What you will do:
Give every line again exactly as it appears, please, but not the pictures.

Records provided:
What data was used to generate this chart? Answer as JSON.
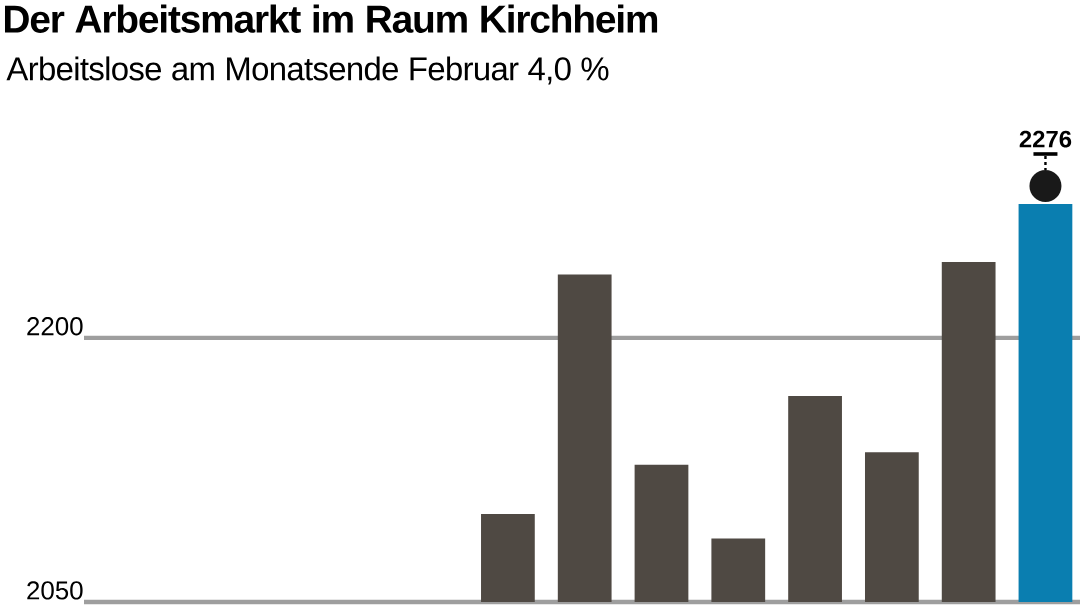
{
  "chart_data": {
    "type": "bar",
    "title": "Der Arbeitsmarkt im Raum Kirchheim",
    "subtitle": "Arbeitslose am Monatsende Februar 4,0 %",
    "categories": [
      null,
      null,
      null,
      null,
      null,
      null,
      null,
      null,
      null,
      null,
      null,
      null,
      null
    ],
    "values": [
      null,
      null,
      null,
      null,
      null,
      2100,
      2236,
      2128,
      2086,
      2167,
      2135,
      2243,
      2276
    ],
    "colors": [
      "#4f4943",
      "#4f4943",
      "#4f4943",
      "#4f4943",
      "#4f4943",
      "#4f4943",
      "#4f4943",
      "#4f4943",
      "#4f4943",
      "#4f4943",
      "#4f4943",
      "#4f4943",
      "#0a7eb0"
    ],
    "value_labels": [
      null,
      null,
      null,
      null,
      null,
      null,
      null,
      null,
      null,
      null,
      null,
      null,
      "2276"
    ],
    "ylim": [
      2050,
      2276
    ],
    "yticks": [
      2050,
      2200
    ],
    "grid": "y"
  }
}
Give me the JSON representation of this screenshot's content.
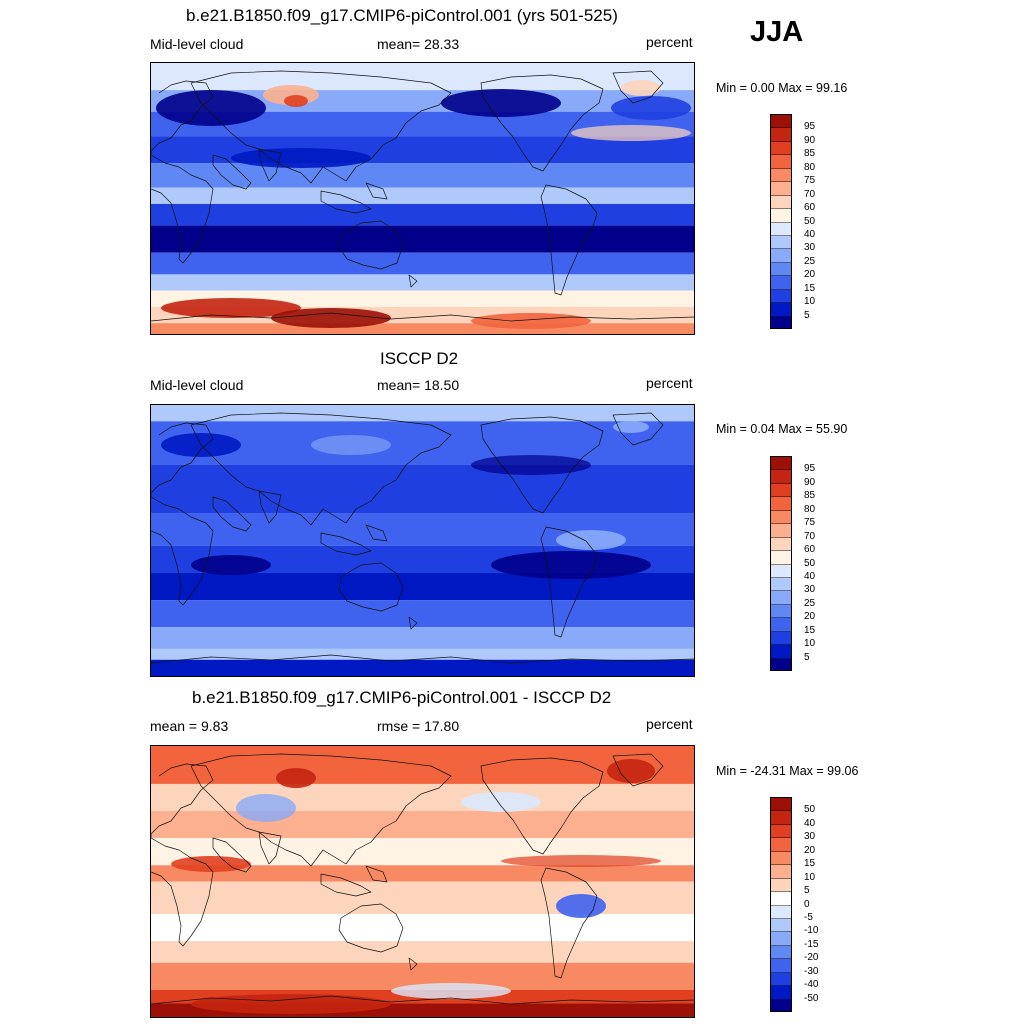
{
  "season": "JJA",
  "palette_ref": [
    "#00008b",
    "#0019c2",
    "#1f3fe0",
    "#3f63ee",
    "#6088f5",
    "#88aaf8",
    "#b0c9fb",
    "#dbe8fd",
    "#fff3e4",
    "#fdd5bd",
    "#fcb08f",
    "#f88a63",
    "#f1643d",
    "#e04020",
    "#c42510",
    "#9c1006"
  ],
  "palette_diff": [
    "#00008b",
    "#0019c2",
    "#1f3fe0",
    "#3f63ee",
    "#6088f5",
    "#88aaf8",
    "#b0c9fb",
    "#dbe8fd",
    "#ffffff",
    "#fdd5bd",
    "#fcb08f",
    "#f88a63",
    "#f1643d",
    "#e04020",
    "#c42510",
    "#9c1006"
  ],
  "panels": [
    {
      "title": "b.e21.B1850.f09_g17.CMIP6-piControl.001 (yrs 501-525)",
      "left_label": "Mid-level cloud",
      "center_label": "mean=  28.33",
      "right_label": "percent",
      "minmax": "Min =   0.00 Max =  99.16",
      "colorbar_labels": [
        "95",
        "90",
        "85",
        "80",
        "75",
        "70",
        "60",
        "50",
        "40",
        "30",
        "25",
        "20",
        "15",
        "10",
        "5"
      ],
      "field": "model"
    },
    {
      "title": "ISCCP D2",
      "left_label": "Mid-level cloud",
      "center_label": "mean=  18.50",
      "right_label": "percent",
      "minmax": "Min =   0.04 Max =  55.90",
      "colorbar_labels": [
        "95",
        "90",
        "85",
        "80",
        "75",
        "70",
        "60",
        "50",
        "40",
        "30",
        "25",
        "20",
        "15",
        "10",
        "5"
      ],
      "field": "obs"
    },
    {
      "title": "b.e21.B1850.f09_g17.CMIP6-piControl.001 - ISCCP D2",
      "left_label": "mean =   9.83",
      "center_label": "rmse =  17.80",
      "right_label": "percent",
      "minmax": "Min = -24.31 Max =  99.06",
      "colorbar_labels": [
        "50",
        "40",
        "30",
        "20",
        "15",
        "10",
        "5",
        "0",
        "-5",
        "-10",
        "-15",
        "-20",
        "-30",
        "-40",
        "-50"
      ],
      "field": "diff"
    }
  ]
}
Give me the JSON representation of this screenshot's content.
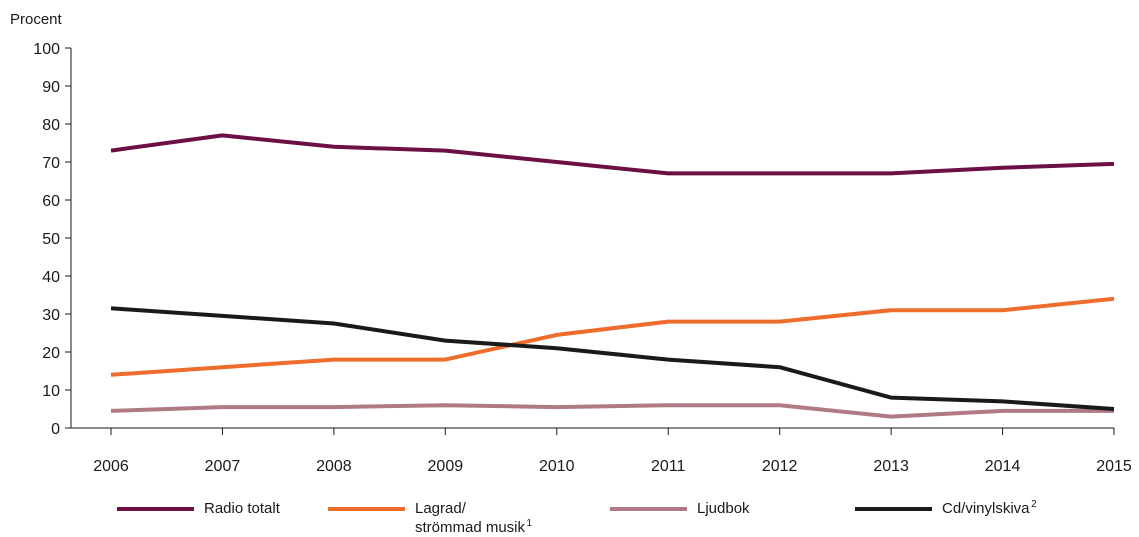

Solution to this problem:
What data was used to generate this chart? Answer as JSON.
{
  "chart_data": {
    "type": "bar",
    "title": "Der Arbeitsmarkt im Raum Kirchheim",
    "subtitle": "Arbeitslose am Monatsende Februar 4,0 %",
    "categories": [
      null,
      null,
      null,
      null,
      null,
      null,
      null,
      null,
      null,
      null,
      null,
      null,
      null
    ],
    "values": [
      null,
      null,
      null,
      null,
      null,
      2100,
      2236,
      2128,
      2086,
      2167,
      2135,
      2243,
      2276
    ],
    "colors": [
      "#4f4943",
      "#4f4943",
      "#4f4943",
      "#4f4943",
      "#4f4943",
      "#4f4943",
      "#4f4943",
      "#4f4943",
      "#4f4943",
      "#4f4943",
      "#4f4943",
      "#4f4943",
      "#0a7eb0"
    ],
    "value_labels": [
      null,
      null,
      null,
      null,
      null,
      null,
      null,
      null,
      null,
      null,
      null,
      null,
      "2276"
    ],
    "ylim": [
      2050,
      2276
    ],
    "yticks": [
      2050,
      2200
    ],
    "grid": "y"
  }
}
Give me the JSON representation of this screenshot's content.
{
  "season": "JJA",
  "palette_ref": [
    "#00008b",
    "#0019c2",
    "#1f3fe0",
    "#3f63ee",
    "#6088f5",
    "#88aaf8",
    "#b0c9fb",
    "#dbe8fd",
    "#fff3e4",
    "#fdd5bd",
    "#fcb08f",
    "#f88a63",
    "#f1643d",
    "#e04020",
    "#c42510",
    "#9c1006"
  ],
  "palette_diff": [
    "#00008b",
    "#0019c2",
    "#1f3fe0",
    "#3f63ee",
    "#6088f5",
    "#88aaf8",
    "#b0c9fb",
    "#dbe8fd",
    "#ffffff",
    "#fdd5bd",
    "#fcb08f",
    "#f88a63",
    "#f1643d",
    "#e04020",
    "#c42510",
    "#9c1006"
  ],
  "panels": [
    {
      "title": "b.e21.B1850.f09_g17.CMIP6-piControl.001 (yrs 501-525)",
      "left_label": "Mid-level cloud",
      "center_label": "mean=  28.33",
      "right_label": "percent",
      "minmax": "Min =   0.00 Max =  99.16",
      "colorbar_labels": [
        "95",
        "90",
        "85",
        "80",
        "75",
        "70",
        "60",
        "50",
        "40",
        "30",
        "25",
        "20",
        "15",
        "10",
        "5"
      ],
      "field": "model"
    },
    {
      "title": "ISCCP D2",
      "left_label": "Mid-level cloud",
      "center_label": "mean=  18.50",
      "right_label": "percent",
      "minmax": "Min =   0.04 Max =  55.90",
      "colorbar_labels": [
        "95",
        "90",
        "85",
        "80",
        "75",
        "70",
        "60",
        "50",
        "40",
        "30",
        "25",
        "20",
        "15",
        "10",
        "5"
      ],
      "field": "obs"
    },
    {
      "title": "b.e21.B1850.f09_g17.CMIP6-piControl.001 - ISCCP D2",
      "left_label": "mean =   9.83",
      "center_label": "rmse =  17.80",
      "right_label": "percent",
      "minmax": "Min = -24.31 Max =  99.06",
      "colorbar_labels": [
        "50",
        "40",
        "30",
        "20",
        "15",
        "10",
        "5",
        "0",
        "-5",
        "-10",
        "-15",
        "-20",
        "-30",
        "-40",
        "-50"
      ],
      "field": "diff"
    }
  ]
}
Give me the JSON representation of this screenshot's content.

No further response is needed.